→ **Entries from a dataset**
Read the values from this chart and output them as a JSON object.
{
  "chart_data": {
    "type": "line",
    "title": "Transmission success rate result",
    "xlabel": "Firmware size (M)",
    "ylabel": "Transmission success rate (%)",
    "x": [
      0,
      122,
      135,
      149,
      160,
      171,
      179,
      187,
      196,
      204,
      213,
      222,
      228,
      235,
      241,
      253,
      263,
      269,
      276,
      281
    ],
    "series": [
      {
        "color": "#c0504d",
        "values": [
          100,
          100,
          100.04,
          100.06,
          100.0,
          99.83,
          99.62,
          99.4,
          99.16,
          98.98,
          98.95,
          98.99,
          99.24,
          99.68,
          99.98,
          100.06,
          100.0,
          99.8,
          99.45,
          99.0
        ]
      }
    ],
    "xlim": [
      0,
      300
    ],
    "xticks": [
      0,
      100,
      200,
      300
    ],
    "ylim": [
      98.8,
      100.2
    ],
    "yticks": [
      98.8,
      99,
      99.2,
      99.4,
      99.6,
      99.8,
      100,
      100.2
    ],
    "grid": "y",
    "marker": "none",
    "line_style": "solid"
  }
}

→ **Problem**
Extract from the material all lines containing the string "rate".

→ **Reply to the task**
    "title": "Transmission success rate result",
    "ylabel": "Transmission success rate (%)",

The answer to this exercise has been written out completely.